### PROBLEM DESCRIPTION
Make an exact copy of the lines, leaving the pictures out.

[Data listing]
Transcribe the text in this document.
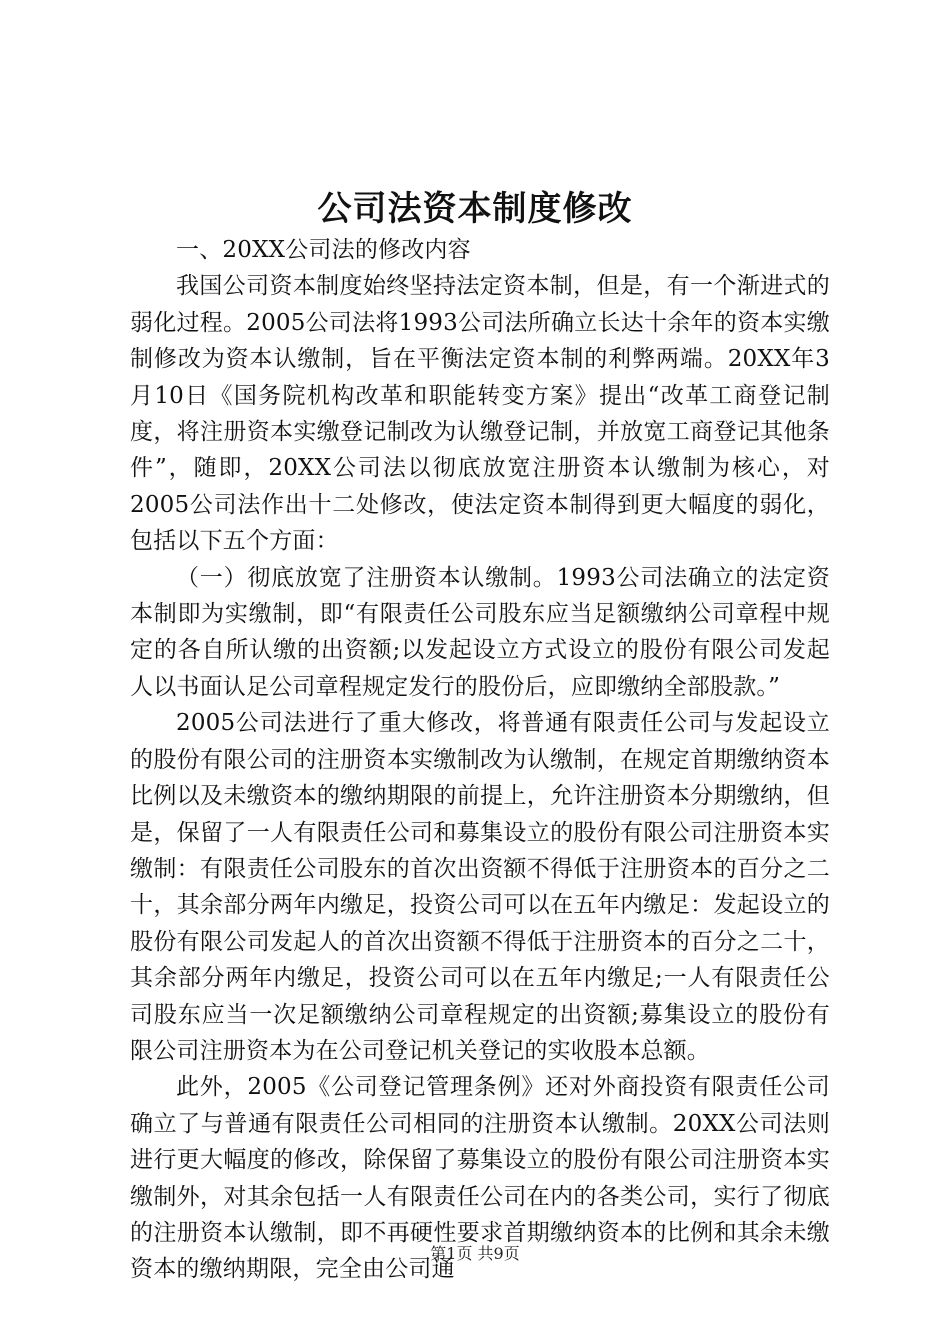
公司法资本制度修改

一、20XX公司法的修改内容

我国公司资本制度始终坚持法定资本制，但是，有一个渐进式的弱化过程。2005公司法将1993公司法所确立长达十余年的资本实缴制修改为资本认缴制，旨在平衡法定资本制的利弊两端。20XX年3月10日《国务院机构改革和职能转变方案》提出“改革工商登记制度，将注册资本实缴登记制改为认缴登记制，并放宽工商登记其他条件”，随即，20XX公司法以彻底放宽注册资本认缴制为核心，对2005公司法作出十二处修改，使法定资本制得到更大幅度的弱化，包括以下五个方面：

（一）彻底放宽了注册资本认缴制。1993公司法确立的法定资本制即为实缴制，即“有限责任公司股东应当足额缴纳公司章程中规定的各自所认缴的出资额;以发起设立方式设立的股份有限公司发起人以书面认足公司章程规定发行的股份后，应即缴纳全部股款。”

2005公司法进行了重大修改，将普通有限责任公司与发起设立的股份有限公司的注册资本实缴制改为认缴制，在规定首期缴纳资本比例以及未缴资本的缴纳期限的前提上，允许注册资本分期缴纳，但是，保留了一人有限责任公司和募集设立的股份有限公司注册资本实缴制：有限责任公司股东的首次出资额不得低于注册资本的百分之二十，其余部分两年内缴足，投资公司可以在五年内缴足：发起设立的股份有限公司发起人的首次出资额不得低于注册资本的百分之二十，其余部分两年内缴足，投资公司可以在五年内缴足;一人有限责任公司股东应当一次足额缴纳公司章程规定的出资额;募集设立的股份有限公司注册资本为在公司登记机关登记的实收股本总额。

此外，2005《公司登记管理条例》还对外商投资有限责任公司确立了与普通有限责任公司相同的注册资本认缴制。20XX公司法则进行更大幅度的修改，除保留了募集设立的股份有限公司注册资本实缴制外，对其余包括一人有限责任公司在内的各类公司，实行了彻底的注册资本认缴制，即不再硬性要求首期缴纳资本的比例和其余未缴资本的缴纳期限，完全由公司通

第1页 共9页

### CORRECT RESPONSE
Transcribe the text in this document.
公司法资本制度修改

一、20XX公司法的修改内容

我国公司资本制度始终坚持法定资本制，但是，有一个渐进式的弱化过程。2005公司法将1993公司法所确立长达十余年的资本实缴制修改为资本认缴制，旨在平衡法定资本制的利弊两端。20XX年3月10日《国务院机构改革和职能转变方案》提出“改革工商登记制度，将注册资本实缴登记制改为认缴登记制，并放宽工商登记其他条件”，随即，20XX公司法以彻底放宽注册资本认缴制为核心，对2005公司法作出十二处修改，使法定资本制得到更大幅度的弱化，包括以下五个方面：

（一）彻底放宽了注册资本认缴制。1993公司法确立的法定资本制即为实缴制，即“有限责任公司股东应当足额缴纳公司章程中规定的各自所认缴的出资额;以发起设立方式设立的股份有限公司发起人以书面认足公司章程规定发行的股份后，应即缴纳全部股款。”

2005公司法进行了重大修改，将普通有限责任公司与发起设立的股份有限公司的注册资本实缴制改为认缴制，在规定首期缴纳资本比例以及未缴资本的缴纳期限的前提上，允许注册资本分期缴纳，但是，保留了一人有限责任公司和募集设立的股份有限公司注册资本实缴制：有限责任公司股东的首次出资额不得低于注册资本的百分之二十，其余部分两年内缴足，投资公司可以在五年内缴足：发起设立的股份有限公司发起人的首次出资额不得低于注册资本的百分之二十，其余部分两年内缴足，投资公司可以在五年内缴足;一人有限责任公司股东应当一次足额缴纳公司章程规定的出资额;募集设立的股份有限公司注册资本为在公司登记机关登记的实收股本总额。

此外，2005《公司登记管理条例》还对外商投资有限责任公司确立了与普通有限责任公司相同的注册资本认缴制。20XX公司法则进行更大幅度的修改，除保留了募集设立的股份有限公司注册资本实缴制外，对其余包括一人有限责任公司在内的各类公司，实行了彻底的注册资本认缴制，即不再硬性要求首期缴纳资本的比例和其余未缴资本的缴纳期限，完全由公司通

第1页 共9页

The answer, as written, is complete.